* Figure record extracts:
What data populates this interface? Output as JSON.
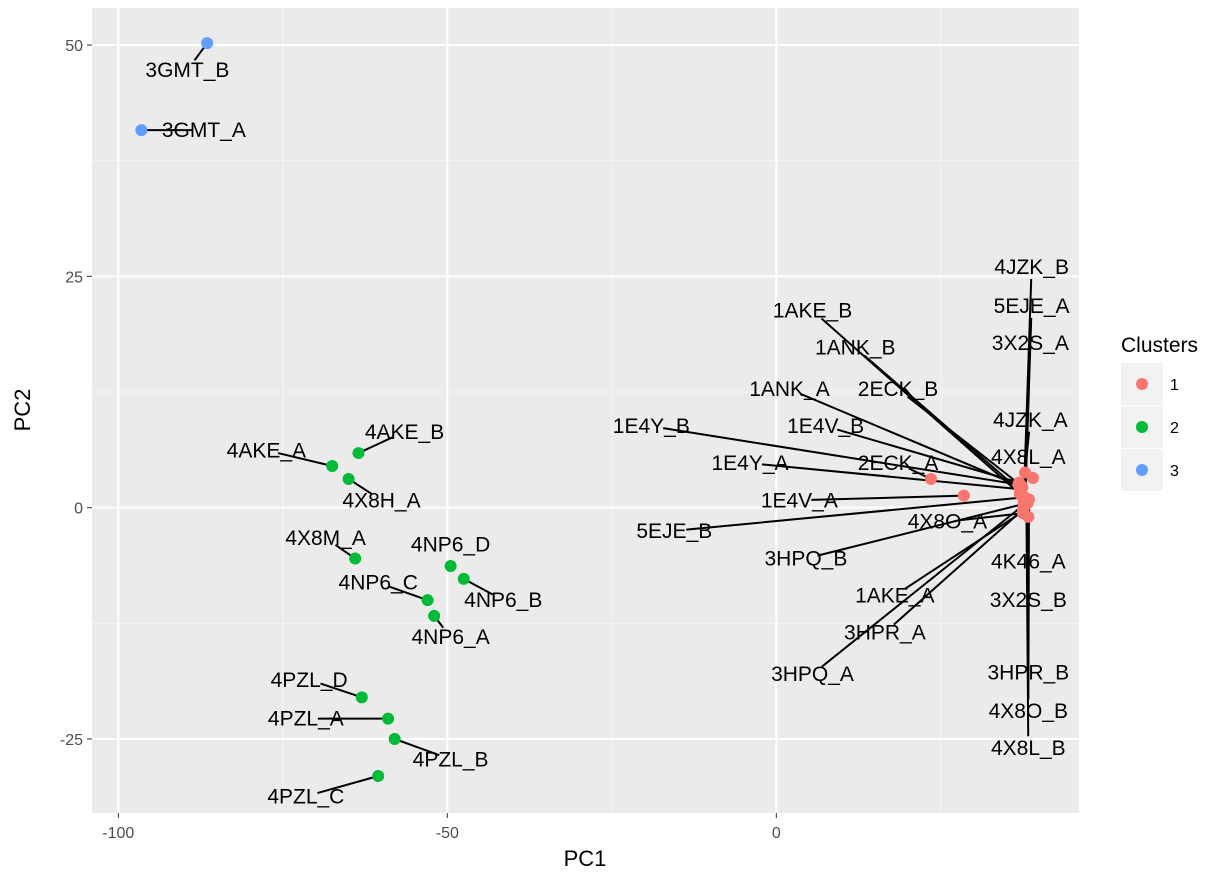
{
  "chart_data": {
    "type": "scatter",
    "xlabel": "PC1",
    "ylabel": "PC2",
    "xlim": [
      -104,
      46
    ],
    "ylim": [
      -33,
      54
    ],
    "x_ticks": [
      -100,
      -50,
      0
    ],
    "x_tick_labels": [
      "-100",
      "-50",
      "0"
    ],
    "y_ticks": [
      -25,
      0,
      25,
      50
    ],
    "y_tick_labels": [
      "-25",
      "0",
      "25",
      "50"
    ],
    "grid": true,
    "legend": {
      "title": "Clusters",
      "placement": "right",
      "entries": [
        {
          "label": "1",
          "color": "#F8766D"
        },
        {
          "label": "2",
          "color": "#00BA38"
        },
        {
          "label": "3",
          "color": "#619CFF"
        }
      ]
    },
    "colors": {
      "panel": "#EBEBEB",
      "grid_major": "#FFFFFF",
      "grid_minor": "#F5F5F5"
    },
    "series": [
      {
        "name": "1",
        "color": "#F8766D",
        "points": [
          {
            "id": "4JZK_B",
            "x": 37.6,
            "y": 0.8,
            "lx": 38.8,
            "ly": 26.0
          },
          {
            "id": "5EJE_A",
            "x": 37.8,
            "y": 0.2,
            "lx": 38.8,
            "ly": 21.8
          },
          {
            "id": "3X2S_A",
            "x": 37.6,
            "y": 1.2,
            "lx": 38.6,
            "ly": 17.8
          },
          {
            "id": "1AKE_B",
            "x": 37.0,
            "y": 1.5,
            "lx": 5.5,
            "ly": 21.3
          },
          {
            "id": "1ANK_B",
            "x": 37.1,
            "y": 1.8,
            "lx": 12.0,
            "ly": 17.3
          },
          {
            "id": "1ANK_A",
            "x": 37.4,
            "y": 2.2,
            "lx": 2.0,
            "ly": 12.8
          },
          {
            "id": "2ECK_B",
            "x": 37.2,
            "y": 2.4,
            "lx": 18.5,
            "ly": 12.8
          },
          {
            "id": "4JZK_A",
            "x": 37.8,
            "y": 3.8,
            "lx": 38.6,
            "ly": 9.5
          },
          {
            "id": "1E4Y_B",
            "x": 36.8,
            "y": 2.5,
            "lx": -19.0,
            "ly": 8.8
          },
          {
            "id": "1E4V_B",
            "x": 36.9,
            "y": 2.7,
            "lx": 7.5,
            "ly": 8.8
          },
          {
            "id": "4X8L_A",
            "x": 39.0,
            "y": 3.2,
            "lx": 38.3,
            "ly": 5.5
          },
          {
            "id": "1E4Y_A",
            "x": 37.0,
            "y": 2.0,
            "lx": -4.0,
            "ly": 4.8
          },
          {
            "id": "2ECK_A",
            "x": 23.5,
            "y": 3.1,
            "lx": 18.5,
            "ly": 4.8
          },
          {
            "id": "1E4V_A",
            "x": 28.5,
            "y": 1.3,
            "lx": 3.5,
            "ly": 0.8
          },
          {
            "id": "5EJE_B",
            "x": 37.5,
            "y": 1.1,
            "lx": -15.5,
            "ly": -2.5
          },
          {
            "id": "4X8O_A",
            "x": 37.5,
            "y": -0.6,
            "lx": 26.0,
            "ly": -1.5
          },
          {
            "id": "3HPQ_B",
            "x": 37.6,
            "y": 0.4,
            "lx": 4.5,
            "ly": -5.5
          },
          {
            "id": "4K46_A",
            "x": 38.3,
            "y": -1.0,
            "lx": 38.3,
            "ly": -5.8
          },
          {
            "id": "1AKE_A",
            "x": 37.5,
            "y": -0.4,
            "lx": 18.0,
            "ly": -9.5
          },
          {
            "id": "3X2S_B",
            "x": 38.0,
            "y": 0.6,
            "lx": 38.3,
            "ly": -10.0
          },
          {
            "id": "3HPR_A",
            "x": 37.5,
            "y": -0.2,
            "lx": 16.5,
            "ly": -13.5
          },
          {
            "id": "3HPQ_A",
            "x": 37.6,
            "y": 0.3,
            "lx": 5.5,
            "ly": -18.0
          },
          {
            "id": "3HPR_B",
            "x": 38.2,
            "y": 0.5,
            "lx": 38.3,
            "ly": -17.8
          },
          {
            "id": "4X8O_B",
            "x": 38.4,
            "y": 0.9,
            "lx": 38.3,
            "ly": -22.0
          },
          {
            "id": "4X8L_B",
            "x": 38.0,
            "y": 0.7,
            "lx": 38.3,
            "ly": -26.0
          }
        ]
      },
      {
        "name": "2",
        "color": "#00BA38",
        "points": [
          {
            "id": "4AKE_A",
            "x": -67.5,
            "y": 4.5,
            "lx": -77.5,
            "ly": 6.2
          },
          {
            "id": "4AKE_B",
            "x": -63.5,
            "y": 5.9,
            "lx": -56.5,
            "ly": 8.2
          },
          {
            "id": "4X8H_A",
            "x": -65.0,
            "y": 3.1,
            "lx": -60.0,
            "ly": 0.8
          },
          {
            "id": "4X8M_A",
            "x": -64.0,
            "y": -5.5,
            "lx": -68.5,
            "ly": -3.3
          },
          {
            "id": "4NP6_D",
            "x": -49.5,
            "y": -6.3,
            "lx": -49.5,
            "ly": -4.0
          },
          {
            "id": "4NP6_B",
            "x": -47.5,
            "y": -7.7,
            "lx": -41.5,
            "ly": -10.0
          },
          {
            "id": "4NP6_C",
            "x": -53.0,
            "y": -10.0,
            "lx": -60.5,
            "ly": -8.1
          },
          {
            "id": "4NP6_A",
            "x": -52.0,
            "y": -11.7,
            "lx": -49.5,
            "ly": -14.0
          },
          {
            "id": "4PZL_D",
            "x": -63.0,
            "y": -20.5,
            "lx": -71.0,
            "ly": -18.6
          },
          {
            "id": "4PZL_A",
            "x": -59.0,
            "y": -22.8,
            "lx": -71.5,
            "ly": -22.8
          },
          {
            "id": "4PZL_B",
            "x": -58.0,
            "y": -25.0,
            "lx": -49.5,
            "ly": -27.2
          },
          {
            "id": "4PZL_C",
            "x": -60.5,
            "y": -29.0,
            "lx": -71.5,
            "ly": -31.2
          }
        ]
      },
      {
        "name": "3",
        "color": "#619CFF",
        "points": [
          {
            "id": "3GMT_B",
            "x": -86.5,
            "y": 50.2,
            "lx": -89.5,
            "ly": 47.3
          },
          {
            "id": "3GMT_A",
            "x": -96.5,
            "y": 40.8,
            "lx": -87.0,
            "ly": 40.8
          }
        ]
      }
    ]
  }
}
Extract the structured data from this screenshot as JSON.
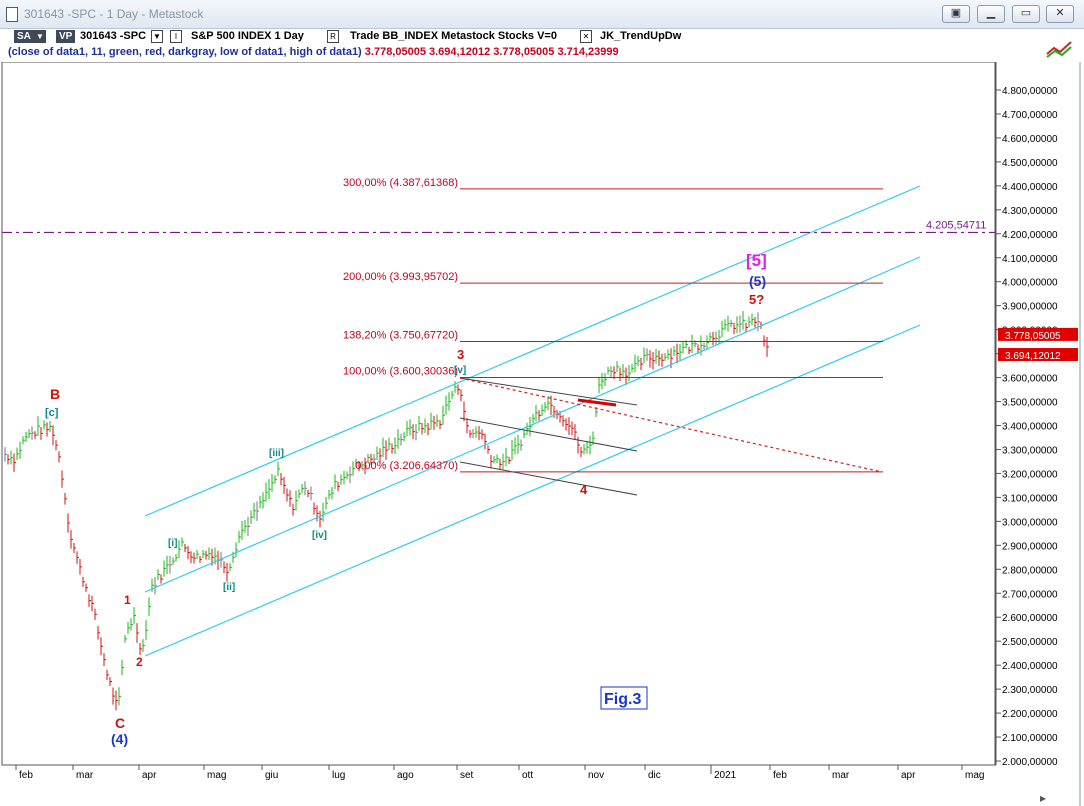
{
  "window": {
    "title": "301643 -SPC - 1 Day - Metastock"
  },
  "toolbar": {
    "sa": "SA",
    "vp": "VP",
    "symbol": "301643 -SPC",
    "box1": "▼",
    "box2": "I",
    "name": "S&P 500 INDEX  1 Day",
    "box3": "R",
    "desc": "Trade  BB_INDEX  Metastock  Stocks  V=0",
    "box4": "✕",
    "indicator": "JK_TrendUpDw"
  },
  "subline": {
    "label": "(close of data1,  11,  green,  red,  darkgray,  low of data1,  high of data1)",
    "values": "3.778,05005  3.694,12012  3.778,05005  3.714,23999"
  },
  "fib_levels": [
    {
      "label": "300,00% (4.387,61368)",
      "price": 4387.61
    },
    {
      "label": "200,00% (3.993,95702)",
      "price": 3993.96
    },
    {
      "label": "138,20% (3.750,67720)",
      "price": 3750.68
    },
    {
      "label": "100,00% (3.600,30036)",
      "price": 3600.3
    },
    {
      "label": "0,00% (3.206,64370)",
      "price": 3206.64
    }
  ],
  "horizontal_level": {
    "label": "4.205,54711",
    "price": 4205.55
  },
  "price_tags": [
    {
      "label": "3.778,05005",
      "price": 3778.05
    },
    {
      "label": "3.694,12012",
      "price": 3694.12
    }
  ],
  "y_axis": {
    "ticks": [
      "4.800,00000",
      "4.700,00000",
      "4.600,00000",
      "4.500,00000",
      "4.400,00000",
      "4.300,00000",
      "4.200,00000",
      "4.100,00000",
      "4.000,00000",
      "3.900,00000",
      "3.800,00000",
      "3.700,00000",
      "3.600,00000",
      "3.500,00000",
      "3.400,00000",
      "3.300,00000",
      "3.200,00000",
      "3.100,00000",
      "3.000,00000",
      "2.900,00000",
      "2.800,00000",
      "2.700,00000",
      "2.600,00000",
      "2.500,00000",
      "2.400,00000",
      "2.300,00000",
      "2.200,00000",
      "2.100,00000",
      "2.000,00000"
    ],
    "range": [
      2000,
      4800
    ]
  },
  "x_axis": {
    "months": [
      "feb",
      "mar",
      "apr",
      "mag",
      "giu",
      "lug",
      "ago",
      "set",
      "ott",
      "nov",
      "dic",
      "2021",
      "feb",
      "mar",
      "apr",
      "mag"
    ]
  },
  "wave_labels": {
    "B": "B",
    "c_minor": "[c]",
    "C": "C",
    "w4": "(4)",
    "one": "1",
    "two": "2",
    "i": "[i]",
    "ii": "[ii]",
    "iii": "[iii]",
    "iv": "[iv]",
    "v": "[v]",
    "three": "3",
    "four": "4",
    "five_q": "5?",
    "w5": "(5)",
    "w5_big": "[5]"
  },
  "figure_label": "Fig.3",
  "colors": {
    "up": "#18b818",
    "down": "#d01010",
    "neutral": "#777777",
    "channel": "#33ccee",
    "fib": "#cc1a1a",
    "purple": "#7a1a8a"
  }
}
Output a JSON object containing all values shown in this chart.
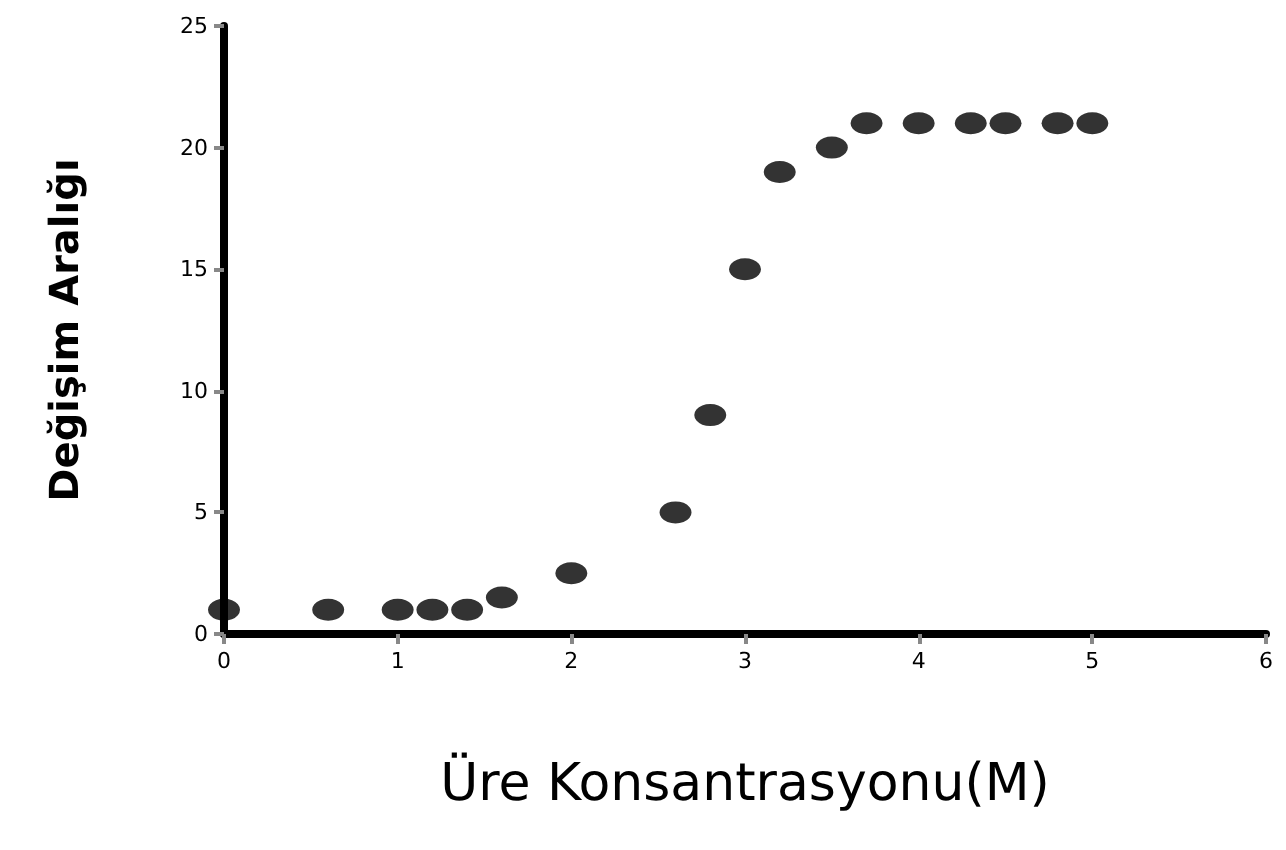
{
  "chart_data": {
    "type": "scatter",
    "xlabel": "Üre Konsantrasyonu(M)",
    "ylabel": "Değişim Aralığı",
    "x": [
      0,
      0.6,
      1,
      1.2,
      1.4,
      1.6,
      2,
      2.6,
      2.8,
      3,
      3.2,
      3.5,
      3.7,
      4,
      4.3,
      4.5,
      4.8,
      5
    ],
    "series": [
      {
        "color": "#000000",
        "values": [
          1,
          1,
          1,
          1,
          1,
          1.5,
          2.5,
          5,
          9,
          15,
          19,
          20,
          21,
          21,
          21,
          21,
          21,
          21
        ]
      }
    ],
    "xlim": [
      0,
      6
    ],
    "xticks": [
      0,
      1,
      2,
      3,
      4,
      5,
      6
    ],
    "ylim": [
      0,
      25
    ],
    "yticks": [
      0,
      5,
      10,
      15,
      20,
      25
    ],
    "grid": false,
    "marker": "circle"
  }
}
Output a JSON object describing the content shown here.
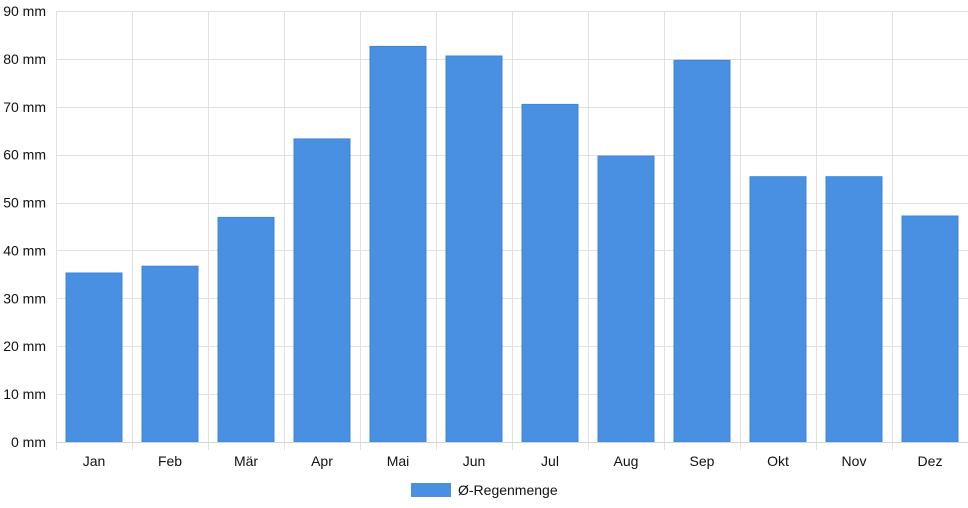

* WHAT THE TASK REQUIRES:
Retype only the lines above from the one with "Output a JSON object containing" through the last, both ends included, keeping every picture out of the copy.

* TASK RESPONSE:
Output a JSON object containing all values shown in this chart.
{
  "chart_data": {
    "type": "scatter",
    "xlabel": "Üre Konsantrasyonu(M)",
    "ylabel": "Değişim Aralığı",
    "x": [
      0,
      0.6,
      1,
      1.2,
      1.4,
      1.6,
      2,
      2.6,
      2.8,
      3,
      3.2,
      3.5,
      3.7,
      4,
      4.3,
      4.5,
      4.8,
      5
    ],
    "series": [
      {
        "color": "#000000",
        "values": [
          1,
          1,
          1,
          1,
          1,
          1.5,
          2.5,
          5,
          9,
          15,
          19,
          20,
          21,
          21,
          21,
          21,
          21,
          21
        ]
      }
    ],
    "xlim": [
      0,
      6
    ],
    "xticks": [
      0,
      1,
      2,
      3,
      4,
      5,
      6
    ],
    "ylim": [
      0,
      25
    ],
    "yticks": [
      0,
      5,
      10,
      15,
      20,
      25
    ],
    "grid": false,
    "marker": "circle"
  }
}
Output a JSON object describing the content shown here.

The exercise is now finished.